**STATED EXERCISE:** Reproduce verbatim the lines from the start of the entries up to and including the line containing "The folding hinges 29 is at (307, 163).", omitting the pictures.

# # # # #

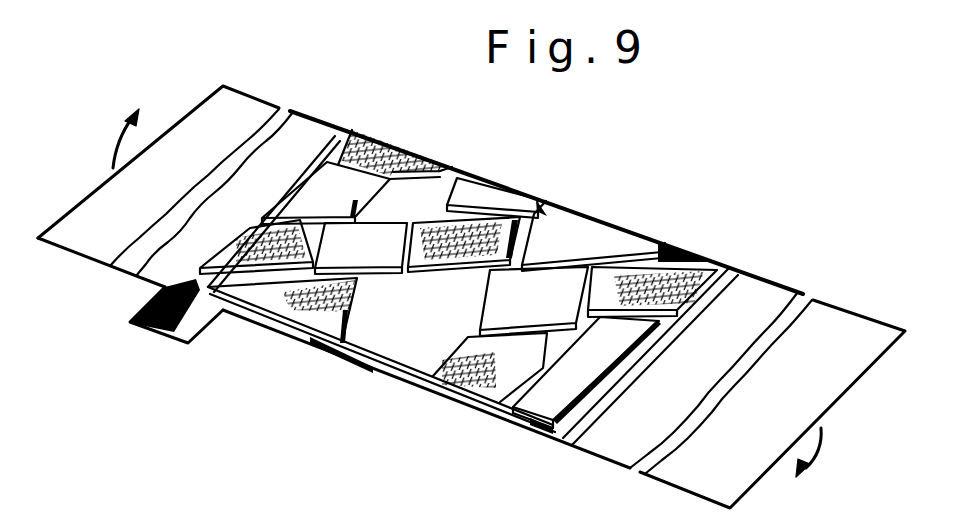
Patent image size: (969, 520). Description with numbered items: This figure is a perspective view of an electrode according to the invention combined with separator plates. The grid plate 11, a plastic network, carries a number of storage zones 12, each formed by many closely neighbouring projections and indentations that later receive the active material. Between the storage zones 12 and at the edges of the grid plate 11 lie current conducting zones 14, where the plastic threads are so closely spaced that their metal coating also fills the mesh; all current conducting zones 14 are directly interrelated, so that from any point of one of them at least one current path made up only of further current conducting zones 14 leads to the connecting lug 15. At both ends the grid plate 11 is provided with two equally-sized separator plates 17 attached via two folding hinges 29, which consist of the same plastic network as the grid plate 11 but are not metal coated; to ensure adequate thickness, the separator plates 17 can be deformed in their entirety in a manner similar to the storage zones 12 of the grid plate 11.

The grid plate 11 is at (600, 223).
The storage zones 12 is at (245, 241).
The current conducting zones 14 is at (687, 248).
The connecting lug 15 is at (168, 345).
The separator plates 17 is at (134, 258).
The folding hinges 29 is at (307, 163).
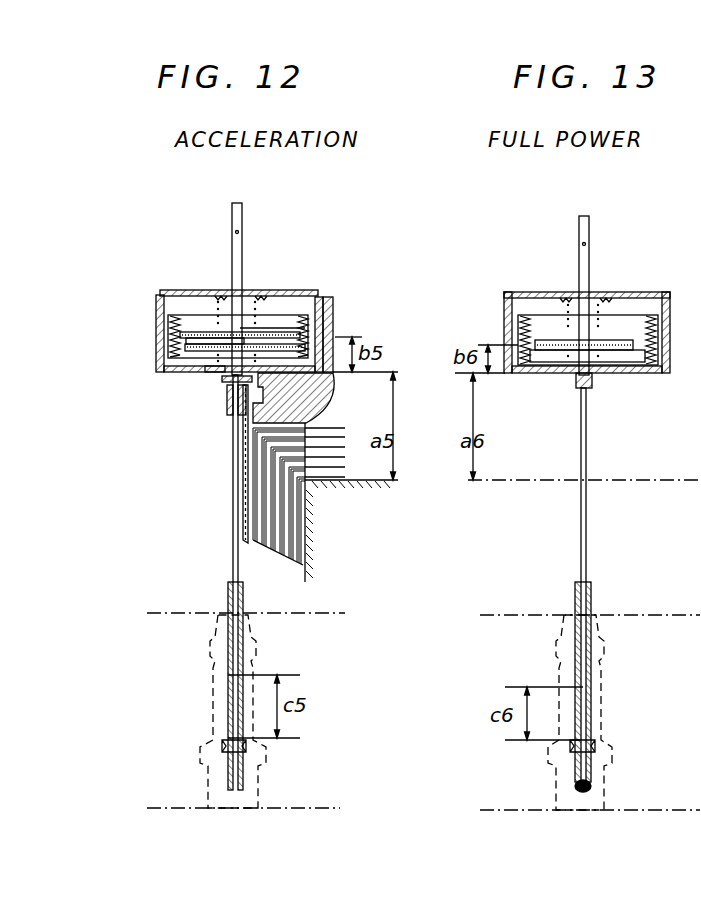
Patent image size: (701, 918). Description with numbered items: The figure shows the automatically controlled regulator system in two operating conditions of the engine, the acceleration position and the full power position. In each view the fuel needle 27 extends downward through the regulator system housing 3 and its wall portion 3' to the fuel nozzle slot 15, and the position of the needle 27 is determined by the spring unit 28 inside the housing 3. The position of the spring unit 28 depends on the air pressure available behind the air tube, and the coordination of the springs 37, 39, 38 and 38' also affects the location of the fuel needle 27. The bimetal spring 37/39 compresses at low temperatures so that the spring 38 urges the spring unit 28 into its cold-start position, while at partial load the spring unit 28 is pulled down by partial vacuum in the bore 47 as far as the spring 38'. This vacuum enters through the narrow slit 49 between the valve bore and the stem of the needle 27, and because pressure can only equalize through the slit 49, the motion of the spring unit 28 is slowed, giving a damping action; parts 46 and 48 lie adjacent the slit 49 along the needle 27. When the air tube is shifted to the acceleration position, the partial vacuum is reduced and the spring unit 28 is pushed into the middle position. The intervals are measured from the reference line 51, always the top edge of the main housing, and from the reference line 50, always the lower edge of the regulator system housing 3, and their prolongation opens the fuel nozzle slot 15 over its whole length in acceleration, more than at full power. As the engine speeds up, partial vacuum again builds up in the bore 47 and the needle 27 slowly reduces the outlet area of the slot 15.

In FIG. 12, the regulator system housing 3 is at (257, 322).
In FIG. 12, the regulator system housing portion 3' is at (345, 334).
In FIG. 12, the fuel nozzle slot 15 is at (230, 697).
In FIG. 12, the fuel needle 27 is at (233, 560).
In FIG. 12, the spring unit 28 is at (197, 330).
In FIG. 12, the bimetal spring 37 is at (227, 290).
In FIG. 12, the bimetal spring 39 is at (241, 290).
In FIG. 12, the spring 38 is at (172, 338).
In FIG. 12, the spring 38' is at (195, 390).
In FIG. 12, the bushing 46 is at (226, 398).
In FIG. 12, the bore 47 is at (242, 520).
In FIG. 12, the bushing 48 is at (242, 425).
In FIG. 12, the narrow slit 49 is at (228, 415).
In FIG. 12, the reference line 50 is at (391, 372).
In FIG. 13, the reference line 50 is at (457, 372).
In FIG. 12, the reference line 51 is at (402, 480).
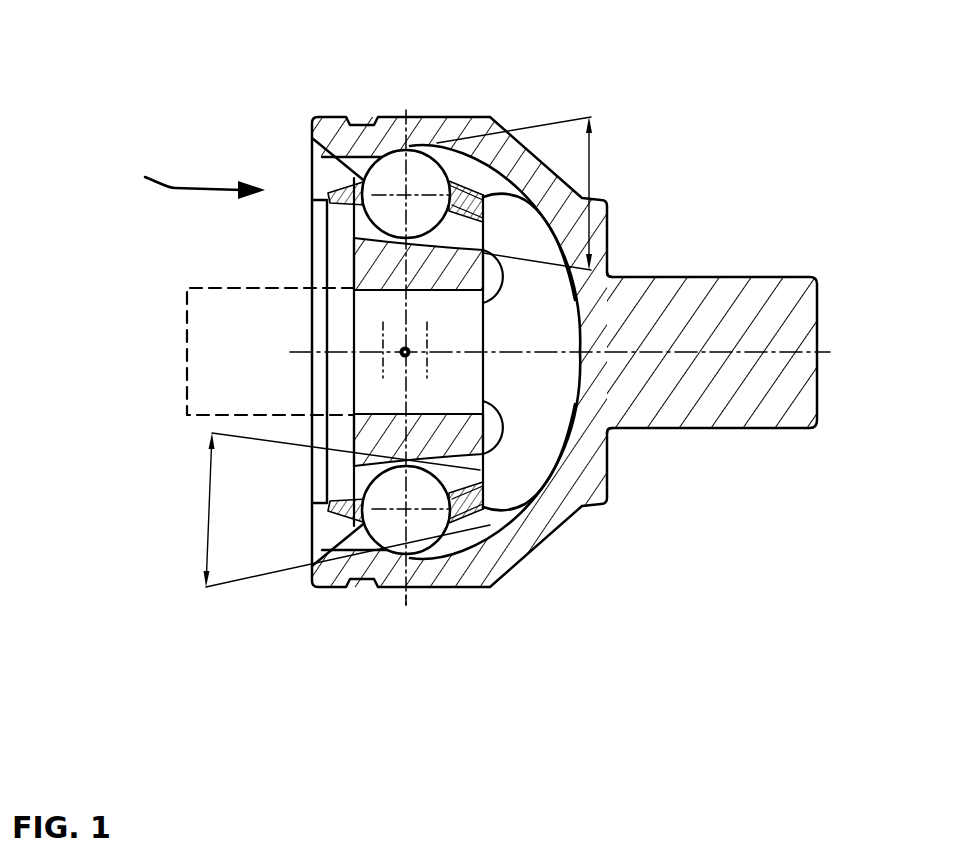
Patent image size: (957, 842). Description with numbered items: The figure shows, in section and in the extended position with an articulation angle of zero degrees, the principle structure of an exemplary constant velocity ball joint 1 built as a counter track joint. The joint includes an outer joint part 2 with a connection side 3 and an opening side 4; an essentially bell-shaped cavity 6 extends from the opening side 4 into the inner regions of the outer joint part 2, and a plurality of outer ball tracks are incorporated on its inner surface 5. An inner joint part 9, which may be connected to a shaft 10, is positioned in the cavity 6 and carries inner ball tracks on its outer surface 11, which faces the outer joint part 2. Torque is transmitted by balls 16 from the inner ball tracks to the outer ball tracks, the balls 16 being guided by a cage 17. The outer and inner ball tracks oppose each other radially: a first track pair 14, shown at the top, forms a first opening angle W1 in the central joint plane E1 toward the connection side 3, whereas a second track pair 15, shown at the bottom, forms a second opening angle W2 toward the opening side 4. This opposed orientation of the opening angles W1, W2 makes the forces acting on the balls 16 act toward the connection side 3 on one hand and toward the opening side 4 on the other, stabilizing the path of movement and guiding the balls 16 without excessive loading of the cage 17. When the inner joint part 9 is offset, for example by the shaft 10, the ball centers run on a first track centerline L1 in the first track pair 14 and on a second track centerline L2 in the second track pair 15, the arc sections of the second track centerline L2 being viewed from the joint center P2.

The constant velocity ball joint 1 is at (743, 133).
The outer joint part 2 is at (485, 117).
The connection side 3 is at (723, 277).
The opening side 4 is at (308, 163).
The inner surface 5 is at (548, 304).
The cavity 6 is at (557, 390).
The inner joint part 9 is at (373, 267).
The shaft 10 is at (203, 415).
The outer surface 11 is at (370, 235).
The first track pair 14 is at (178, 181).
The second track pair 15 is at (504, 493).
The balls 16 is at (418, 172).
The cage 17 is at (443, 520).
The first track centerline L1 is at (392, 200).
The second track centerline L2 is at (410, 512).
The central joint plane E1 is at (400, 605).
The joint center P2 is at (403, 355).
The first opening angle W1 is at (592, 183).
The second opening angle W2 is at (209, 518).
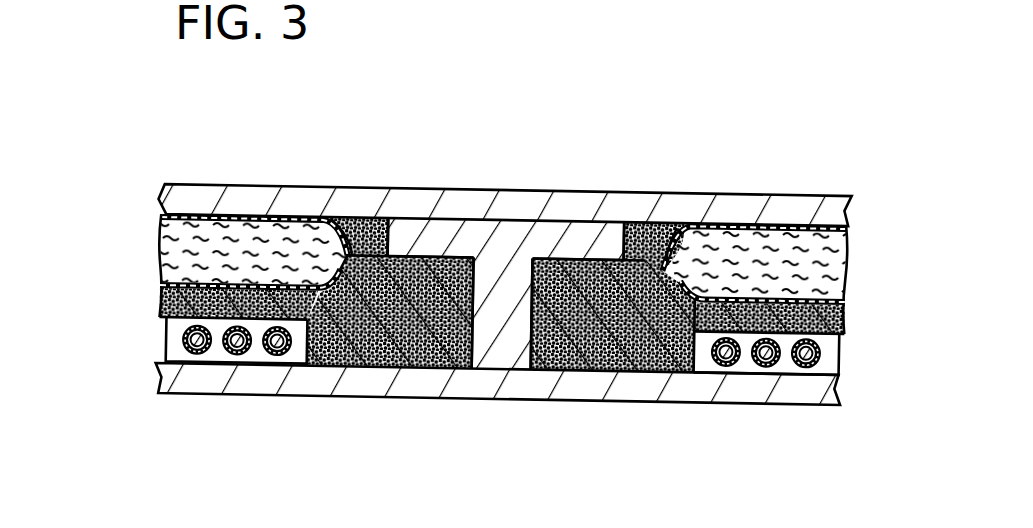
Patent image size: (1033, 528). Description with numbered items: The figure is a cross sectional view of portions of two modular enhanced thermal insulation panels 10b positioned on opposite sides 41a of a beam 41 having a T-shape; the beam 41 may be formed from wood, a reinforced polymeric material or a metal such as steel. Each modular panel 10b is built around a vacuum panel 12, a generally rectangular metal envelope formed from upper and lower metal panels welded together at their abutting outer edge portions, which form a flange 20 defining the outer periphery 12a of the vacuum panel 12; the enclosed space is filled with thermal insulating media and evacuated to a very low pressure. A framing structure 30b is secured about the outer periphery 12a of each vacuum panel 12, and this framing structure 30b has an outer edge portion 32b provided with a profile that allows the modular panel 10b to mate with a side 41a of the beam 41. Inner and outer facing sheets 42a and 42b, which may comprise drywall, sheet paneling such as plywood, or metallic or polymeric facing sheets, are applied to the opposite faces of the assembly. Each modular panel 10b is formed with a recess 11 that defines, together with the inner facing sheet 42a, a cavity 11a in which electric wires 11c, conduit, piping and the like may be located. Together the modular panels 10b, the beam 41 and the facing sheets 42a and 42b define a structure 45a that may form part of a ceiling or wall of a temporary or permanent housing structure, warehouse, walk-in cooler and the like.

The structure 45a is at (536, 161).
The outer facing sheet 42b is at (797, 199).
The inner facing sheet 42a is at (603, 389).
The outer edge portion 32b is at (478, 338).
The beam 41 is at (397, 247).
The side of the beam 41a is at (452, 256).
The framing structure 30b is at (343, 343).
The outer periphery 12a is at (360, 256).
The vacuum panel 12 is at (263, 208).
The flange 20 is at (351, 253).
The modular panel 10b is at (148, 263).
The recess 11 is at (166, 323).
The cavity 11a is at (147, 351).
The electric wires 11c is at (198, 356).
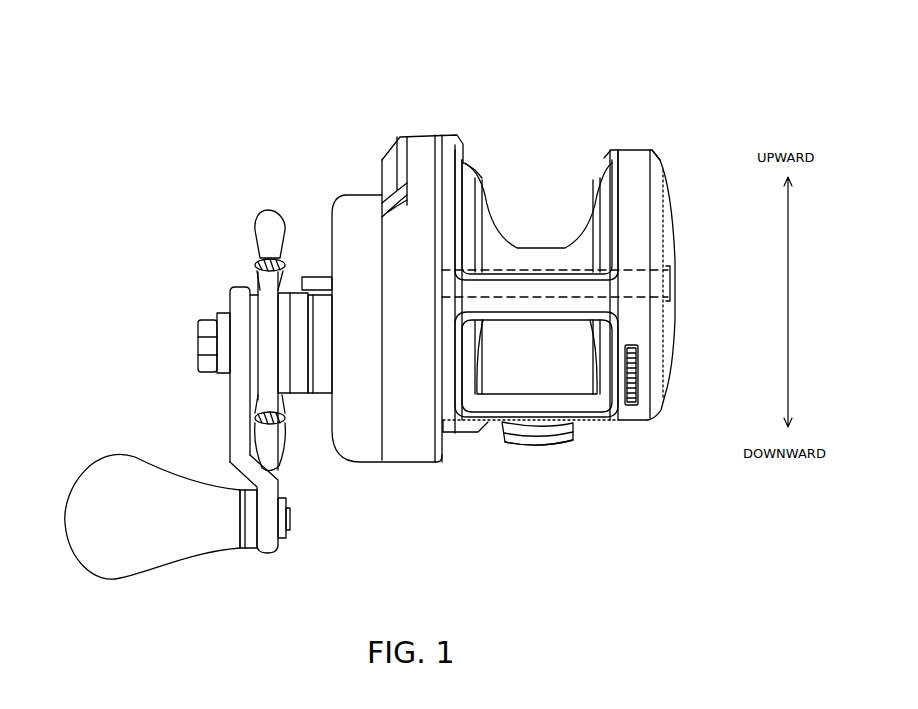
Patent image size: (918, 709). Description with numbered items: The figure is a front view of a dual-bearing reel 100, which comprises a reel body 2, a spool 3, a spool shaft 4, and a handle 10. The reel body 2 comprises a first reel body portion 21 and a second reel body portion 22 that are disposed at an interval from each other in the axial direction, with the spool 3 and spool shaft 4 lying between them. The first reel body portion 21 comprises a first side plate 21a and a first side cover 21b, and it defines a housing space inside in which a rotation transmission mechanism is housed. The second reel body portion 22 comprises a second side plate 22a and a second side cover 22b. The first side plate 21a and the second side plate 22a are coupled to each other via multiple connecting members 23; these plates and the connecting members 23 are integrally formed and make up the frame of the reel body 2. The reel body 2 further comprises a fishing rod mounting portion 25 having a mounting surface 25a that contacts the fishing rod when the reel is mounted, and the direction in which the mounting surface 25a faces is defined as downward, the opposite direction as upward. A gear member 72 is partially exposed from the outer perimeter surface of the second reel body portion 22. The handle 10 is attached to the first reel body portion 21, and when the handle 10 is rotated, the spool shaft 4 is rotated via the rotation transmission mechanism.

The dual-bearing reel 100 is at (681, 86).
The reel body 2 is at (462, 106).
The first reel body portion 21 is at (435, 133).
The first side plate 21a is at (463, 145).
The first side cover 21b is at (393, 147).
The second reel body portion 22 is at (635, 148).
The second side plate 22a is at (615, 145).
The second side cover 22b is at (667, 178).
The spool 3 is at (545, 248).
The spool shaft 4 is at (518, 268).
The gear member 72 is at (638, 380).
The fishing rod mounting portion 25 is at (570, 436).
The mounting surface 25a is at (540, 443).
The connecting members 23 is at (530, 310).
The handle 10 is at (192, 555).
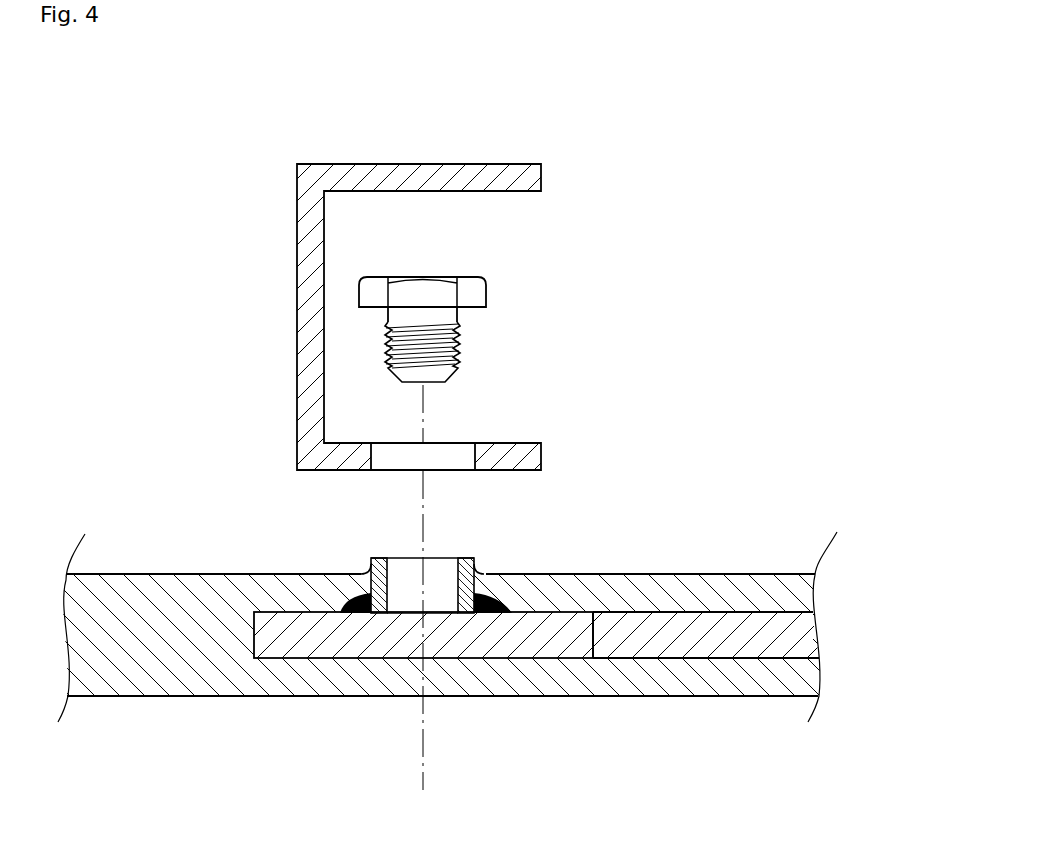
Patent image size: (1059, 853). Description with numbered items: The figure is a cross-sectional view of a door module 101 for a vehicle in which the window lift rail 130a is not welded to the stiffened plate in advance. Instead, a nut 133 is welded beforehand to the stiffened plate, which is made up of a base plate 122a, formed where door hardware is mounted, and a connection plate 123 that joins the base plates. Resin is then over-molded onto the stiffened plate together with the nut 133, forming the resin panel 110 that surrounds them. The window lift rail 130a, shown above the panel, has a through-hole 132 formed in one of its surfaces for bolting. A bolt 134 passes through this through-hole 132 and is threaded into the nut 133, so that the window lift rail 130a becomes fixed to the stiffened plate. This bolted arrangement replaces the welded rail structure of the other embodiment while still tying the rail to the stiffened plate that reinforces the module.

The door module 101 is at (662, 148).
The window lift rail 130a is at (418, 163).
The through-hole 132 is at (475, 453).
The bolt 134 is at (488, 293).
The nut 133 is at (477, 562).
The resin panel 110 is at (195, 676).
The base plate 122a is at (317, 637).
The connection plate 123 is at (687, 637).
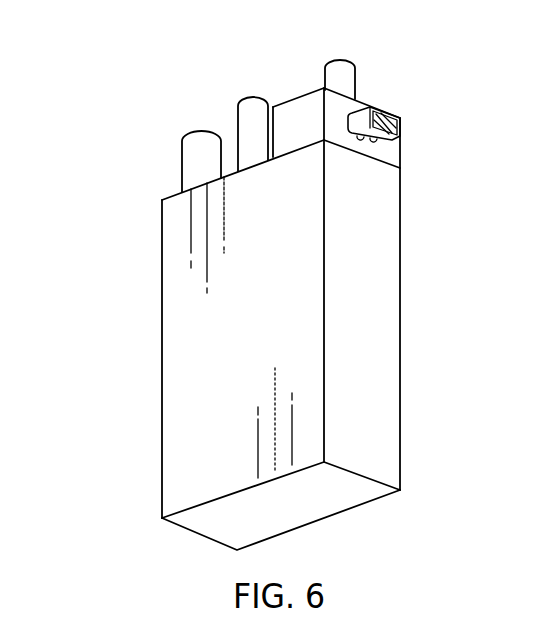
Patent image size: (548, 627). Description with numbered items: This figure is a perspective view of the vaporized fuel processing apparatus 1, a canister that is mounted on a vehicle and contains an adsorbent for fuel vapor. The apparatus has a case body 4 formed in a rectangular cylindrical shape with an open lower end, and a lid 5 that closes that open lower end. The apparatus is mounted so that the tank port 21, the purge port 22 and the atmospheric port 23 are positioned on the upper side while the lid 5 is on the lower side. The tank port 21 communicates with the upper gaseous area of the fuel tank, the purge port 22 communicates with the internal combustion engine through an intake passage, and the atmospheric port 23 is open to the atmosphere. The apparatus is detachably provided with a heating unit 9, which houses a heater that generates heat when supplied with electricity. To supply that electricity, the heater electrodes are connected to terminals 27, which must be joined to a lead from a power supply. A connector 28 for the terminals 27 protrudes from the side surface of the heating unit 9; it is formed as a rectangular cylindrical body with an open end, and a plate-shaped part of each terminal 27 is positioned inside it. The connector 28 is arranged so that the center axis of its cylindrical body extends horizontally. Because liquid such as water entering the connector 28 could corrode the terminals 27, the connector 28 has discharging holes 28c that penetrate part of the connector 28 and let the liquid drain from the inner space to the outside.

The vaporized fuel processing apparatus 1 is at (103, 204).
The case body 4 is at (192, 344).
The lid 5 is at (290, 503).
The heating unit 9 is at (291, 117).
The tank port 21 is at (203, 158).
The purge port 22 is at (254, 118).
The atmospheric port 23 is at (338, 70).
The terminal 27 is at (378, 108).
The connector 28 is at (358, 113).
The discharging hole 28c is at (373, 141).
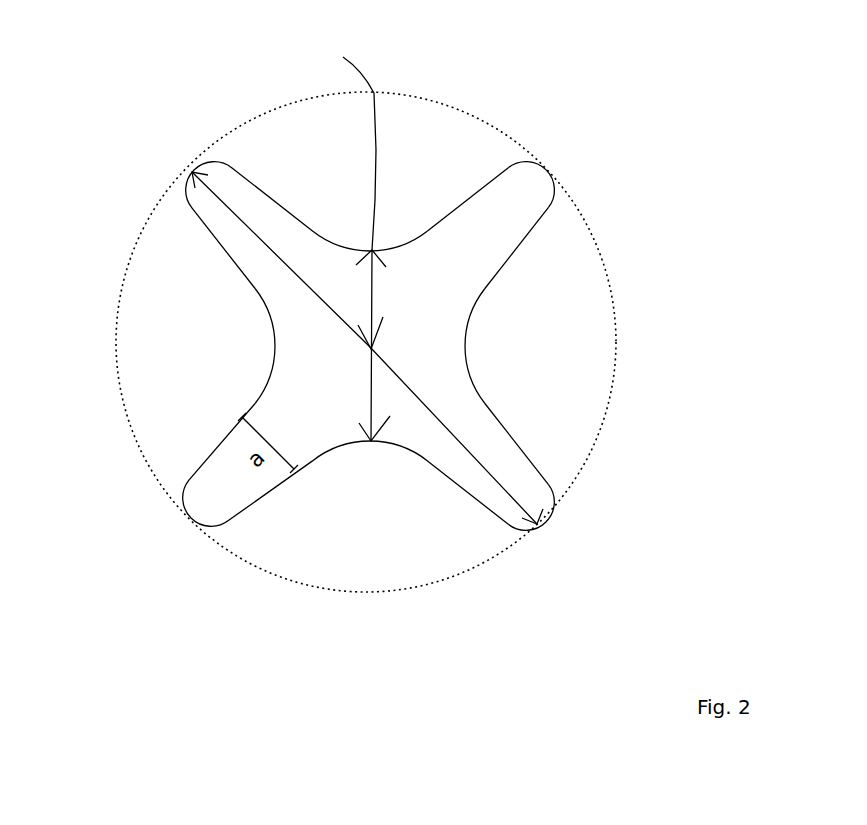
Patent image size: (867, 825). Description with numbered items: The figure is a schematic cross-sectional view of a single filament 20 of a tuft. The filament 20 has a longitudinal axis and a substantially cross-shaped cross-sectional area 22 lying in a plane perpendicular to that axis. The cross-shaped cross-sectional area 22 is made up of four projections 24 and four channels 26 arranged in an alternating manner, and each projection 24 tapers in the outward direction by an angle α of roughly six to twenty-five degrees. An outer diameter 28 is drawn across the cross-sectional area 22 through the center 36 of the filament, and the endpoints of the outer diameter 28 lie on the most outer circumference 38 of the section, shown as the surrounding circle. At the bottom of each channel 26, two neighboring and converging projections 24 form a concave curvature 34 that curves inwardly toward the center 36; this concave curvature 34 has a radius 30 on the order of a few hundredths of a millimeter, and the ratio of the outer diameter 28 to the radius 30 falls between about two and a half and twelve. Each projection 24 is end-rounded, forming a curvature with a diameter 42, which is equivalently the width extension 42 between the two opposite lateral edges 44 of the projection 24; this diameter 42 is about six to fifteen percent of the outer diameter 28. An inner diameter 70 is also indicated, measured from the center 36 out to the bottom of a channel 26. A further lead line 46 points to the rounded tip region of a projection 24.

# # # # #

**RESULT OF THE TASK:**
Patent image size: (969, 520). Description with numbered items: This figure is a perspective view of an electrode according to the invention combined with separator plates. The grid plate 11, a plastic network, carries a number of storage zones 12, each formed by many closely neighbouring projections and indentations that later receive the active material. Between the storage zones 12 and at the edges of the grid plate 11 lie current conducting zones 14, where the plastic threads are so closely spaced that their metal coating also fills the mesh; all current conducting zones 14 are directly interrelated, so that from any point of one of them at least one current path made up only of further current conducting zones 14 leads to the connecting lug 15. At both ends the grid plate 11 is provided with two equally-sized separator plates 17 attached via two folding hinges 29, which consist of the same plastic network as the grid plate 11 but are not metal coated; to ensure adequate thickness, the separator plates 17 can be deformed in their entirety in a manner similar to the storage zones 12 of the grid plate 11.

The grid plate 11 is at (600, 223).
The storage zones 12 is at (245, 241).
The current conducting zones 14 is at (687, 248).
The connecting lug 15 is at (168, 345).
The separator plates 17 is at (134, 258).
The folding hinges 29 is at (307, 163).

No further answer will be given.